→ STATED GOAL
Print every record below exactly as written.

[Start SOURCE MATERIAL]

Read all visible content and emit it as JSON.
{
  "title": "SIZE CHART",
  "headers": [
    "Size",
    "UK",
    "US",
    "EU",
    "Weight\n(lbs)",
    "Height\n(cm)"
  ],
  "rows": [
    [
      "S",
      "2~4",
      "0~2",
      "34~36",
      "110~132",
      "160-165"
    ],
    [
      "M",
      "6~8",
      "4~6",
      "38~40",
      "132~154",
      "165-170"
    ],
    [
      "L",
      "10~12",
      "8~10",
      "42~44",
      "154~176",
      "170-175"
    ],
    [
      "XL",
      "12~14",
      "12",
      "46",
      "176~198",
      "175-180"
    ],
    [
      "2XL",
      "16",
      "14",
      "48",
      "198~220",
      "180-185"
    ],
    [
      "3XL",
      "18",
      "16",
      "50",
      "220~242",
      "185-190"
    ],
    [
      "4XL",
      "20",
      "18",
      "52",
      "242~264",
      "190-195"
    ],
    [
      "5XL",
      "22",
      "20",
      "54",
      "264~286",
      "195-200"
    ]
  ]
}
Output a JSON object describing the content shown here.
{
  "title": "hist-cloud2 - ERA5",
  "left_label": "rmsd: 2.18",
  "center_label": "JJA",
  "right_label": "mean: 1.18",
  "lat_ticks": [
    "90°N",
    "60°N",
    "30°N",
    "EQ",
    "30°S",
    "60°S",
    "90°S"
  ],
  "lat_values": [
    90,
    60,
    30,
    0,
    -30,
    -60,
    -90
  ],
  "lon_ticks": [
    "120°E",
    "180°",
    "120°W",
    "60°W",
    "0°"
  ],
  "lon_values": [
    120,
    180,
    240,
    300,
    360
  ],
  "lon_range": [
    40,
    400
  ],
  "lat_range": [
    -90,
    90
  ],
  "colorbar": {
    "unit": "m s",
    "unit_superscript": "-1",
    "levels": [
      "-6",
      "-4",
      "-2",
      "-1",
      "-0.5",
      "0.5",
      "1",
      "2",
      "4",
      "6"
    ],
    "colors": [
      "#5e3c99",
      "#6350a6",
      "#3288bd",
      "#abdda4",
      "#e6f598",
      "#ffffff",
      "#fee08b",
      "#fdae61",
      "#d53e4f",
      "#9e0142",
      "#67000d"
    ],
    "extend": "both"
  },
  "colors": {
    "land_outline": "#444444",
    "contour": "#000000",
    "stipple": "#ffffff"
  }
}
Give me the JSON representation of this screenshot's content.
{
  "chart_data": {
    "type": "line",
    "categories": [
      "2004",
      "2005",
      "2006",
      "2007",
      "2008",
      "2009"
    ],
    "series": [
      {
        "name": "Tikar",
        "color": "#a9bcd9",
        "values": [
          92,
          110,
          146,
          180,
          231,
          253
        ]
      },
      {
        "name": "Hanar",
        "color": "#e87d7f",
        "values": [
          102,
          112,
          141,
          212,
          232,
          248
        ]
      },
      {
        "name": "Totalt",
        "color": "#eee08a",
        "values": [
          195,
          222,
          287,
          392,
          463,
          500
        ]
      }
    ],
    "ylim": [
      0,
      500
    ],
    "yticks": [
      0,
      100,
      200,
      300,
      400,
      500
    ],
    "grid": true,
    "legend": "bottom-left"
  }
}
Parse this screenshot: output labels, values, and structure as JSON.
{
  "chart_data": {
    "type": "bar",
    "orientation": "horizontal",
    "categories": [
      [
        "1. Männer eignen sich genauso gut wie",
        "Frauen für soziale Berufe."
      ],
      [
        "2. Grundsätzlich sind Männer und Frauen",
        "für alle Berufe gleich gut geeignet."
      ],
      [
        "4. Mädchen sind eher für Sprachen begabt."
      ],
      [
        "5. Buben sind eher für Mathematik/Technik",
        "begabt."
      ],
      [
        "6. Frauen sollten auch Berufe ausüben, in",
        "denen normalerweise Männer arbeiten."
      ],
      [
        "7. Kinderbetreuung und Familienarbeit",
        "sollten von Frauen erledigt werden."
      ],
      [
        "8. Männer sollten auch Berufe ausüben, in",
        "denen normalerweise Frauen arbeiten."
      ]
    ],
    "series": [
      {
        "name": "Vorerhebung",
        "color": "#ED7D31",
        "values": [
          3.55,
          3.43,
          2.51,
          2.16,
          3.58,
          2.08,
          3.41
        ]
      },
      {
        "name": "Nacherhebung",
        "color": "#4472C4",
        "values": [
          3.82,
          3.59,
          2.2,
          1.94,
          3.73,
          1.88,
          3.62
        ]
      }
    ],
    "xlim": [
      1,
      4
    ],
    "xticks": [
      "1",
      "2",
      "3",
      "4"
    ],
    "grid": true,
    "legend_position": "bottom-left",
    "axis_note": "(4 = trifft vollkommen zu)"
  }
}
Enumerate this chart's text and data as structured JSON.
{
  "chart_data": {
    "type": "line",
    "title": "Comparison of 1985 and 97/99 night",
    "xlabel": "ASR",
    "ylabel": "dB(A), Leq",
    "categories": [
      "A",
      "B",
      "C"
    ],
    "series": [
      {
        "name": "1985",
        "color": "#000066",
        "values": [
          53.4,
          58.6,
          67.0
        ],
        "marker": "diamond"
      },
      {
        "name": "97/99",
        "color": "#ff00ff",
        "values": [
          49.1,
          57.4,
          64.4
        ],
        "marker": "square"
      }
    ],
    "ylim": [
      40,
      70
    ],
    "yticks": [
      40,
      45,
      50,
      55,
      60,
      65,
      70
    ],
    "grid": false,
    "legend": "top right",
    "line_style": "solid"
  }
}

[End SOURCE MATERIAL]

→ COMPLETE ANSWER
Read all visible content and emit it as JSON.
{
  "title": "SIZE CHART",
  "headers": [
    "Size",
    "UK",
    "US",
    "EU",
    "Weight\n(lbs)",
    "Height\n(cm)"
  ],
  "rows": [
    [
      "S",
      "2~4",
      "0~2",
      "34~36",
      "110~132",
      "160-165"
    ],
    [
      "M",
      "6~8",
      "4~6",
      "38~40",
      "132~154",
      "165-170"
    ],
    [
      "L",
      "10~12",
      "8~10",
      "42~44",
      "154~176",
      "170-175"
    ],
    [
      "XL",
      "12~14",
      "12",
      "46",
      "176~198",
      "175-180"
    ],
    [
      "2XL",
      "16",
      "14",
      "48",
      "198~220",
      "180-185"
    ],
    [
      "3XL",
      "18",
      "16",
      "50",
      "220~242",
      "185-190"
    ],
    [
      "4XL",
      "20",
      "18",
      "52",
      "242~264",
      "190-195"
    ],
    [
      "5XL",
      "22",
      "20",
      "54",
      "264~286",
      "195-200"
    ]
  ]
}
Output a JSON object describing the content shown here.
{
  "title": "hist-cloud2 - ERA5",
  "left_label": "rmsd: 2.18",
  "center_label": "JJA",
  "right_label": "mean: 1.18",
  "lat_ticks": [
    "90°N",
    "60°N",
    "30°N",
    "EQ",
    "30°S",
    "60°S",
    "90°S"
  ],
  "lat_values": [
    90,
    60,
    30,
    0,
    -30,
    -60,
    -90
  ],
  "lon_ticks": [
    "120°E",
    "180°",
    "120°W",
    "60°W",
    "0°"
  ],
  "lon_values": [
    120,
    180,
    240,
    300,
    360
  ],
  "lon_range": [
    40,
    400
  ],
  "lat_range": [
    -90,
    90
  ],
  "colorbar": {
    "unit": "m s",
    "unit_superscript": "-1",
    "levels": [
      "-6",
      "-4",
      "-2",
      "-1",
      "-0.5",
      "0.5",
      "1",
      "2",
      "4",
      "6"
    ],
    "colors": [
      "#5e3c99",
      "#6350a6",
      "#3288bd",
      "#abdda4",
      "#e6f598",
      "#ffffff",
      "#fee08b",
      "#fdae61",
      "#d53e4f",
      "#9e0142",
      "#67000d"
    ],
    "extend": "both"
  },
  "colors": {
    "land_outline": "#444444",
    "contour": "#000000",
    "stipple": "#ffffff"
  }
}
Give me the JSON representation of this screenshot's content.
{
  "chart_data": {
    "type": "line",
    "categories": [
      "2004",
      "2005",
      "2006",
      "2007",
      "2008",
      "2009"
    ],
    "series": [
      {
        "name": "Tikar",
        "color": "#a9bcd9",
        "values": [
          92,
          110,
          146,
          180,
          231,
          253
        ]
      },
      {
        "name": "Hanar",
        "color": "#e87d7f",
        "values": [
          102,
          112,
          141,
          212,
          232,
          248
        ]
      },
      {
        "name": "Totalt",
        "color": "#eee08a",
        "values": [
          195,
          222,
          287,
          392,
          463,
          500
        ]
      }
    ],
    "ylim": [
      0,
      500
    ],
    "yticks": [
      0,
      100,
      200,
      300,
      400,
      500
    ],
    "grid": true,
    "legend": "bottom-left"
  }
}
Parse this screenshot: output labels, values, and structure as JSON.
{
  "chart_data": {
    "type": "bar",
    "orientation": "horizontal",
    "categories": [
      [
        "1. Männer eignen sich genauso gut wie",
        "Frauen für soziale Berufe."
      ],
      [
        "2. Grundsätzlich sind Männer und Frauen",
        "für alle Berufe gleich gut geeignet."
      ],
      [
        "4. Mädchen sind eher für Sprachen begabt."
      ],
      [
        "5. Buben sind eher für Mathematik/Technik",
        "begabt."
      ],
      [
        "6. Frauen sollten auch Berufe ausüben, in",
        "denen normalerweise Männer arbeiten."
      ],
      [
        "7. Kinderbetreuung und Familienarbeit",
        "sollten von Frauen erledigt werden."
      ],
      [
        "8. Männer sollten auch Berufe ausüben, in",
        "denen normalerweise Frauen arbeiten."
      ]
    ],
    "series": [
      {
        "name": "Vorerhebung",
        "color": "#ED7D31",
        "values": [
          3.55,
          3.43,
          2.51,
          2.16,
          3.58,
          2.08,
          3.41
        ]
      },
      {
        "name": "Nacherhebung",
        "color": "#4472C4",
        "values": [
          3.82,
          3.59,
          2.2,
          1.94,
          3.73,
          1.88,
          3.62
        ]
      }
    ],
    "xlim": [
      1,
      4
    ],
    "xticks": [
      "1",
      "2",
      "3",
      "4"
    ],
    "grid": true,
    "legend_position": "bottom-left",
    "axis_note": "(4 = trifft vollkommen zu)"
  }
}
Enumerate this chart's text and data as structured JSON.
{
  "chart_data": {
    "type": "line",
    "title": "Comparison of 1985 and 97/99 night",
    "xlabel": "ASR",
    "ylabel": "dB(A), Leq",
    "categories": [
      "A",
      "B",
      "C"
    ],
    "series": [
      {
        "name": "1985",
        "color": "#000066",
        "values": [
          53.4,
          58.6,
          67.0
        ],
        "marker": "diamond"
      },
      {
        "name": "97/99",
        "color": "#ff00ff",
        "values": [
          49.1,
          57.4,
          64.4
        ],
        "marker": "square"
      }
    ],
    "ylim": [
      40,
      70
    ],
    "yticks": [
      40,
      45,
      50,
      55,
      60,
      65,
      70
    ],
    "grid": false,
    "legend": "top right",
    "line_style": "solid"
  }
}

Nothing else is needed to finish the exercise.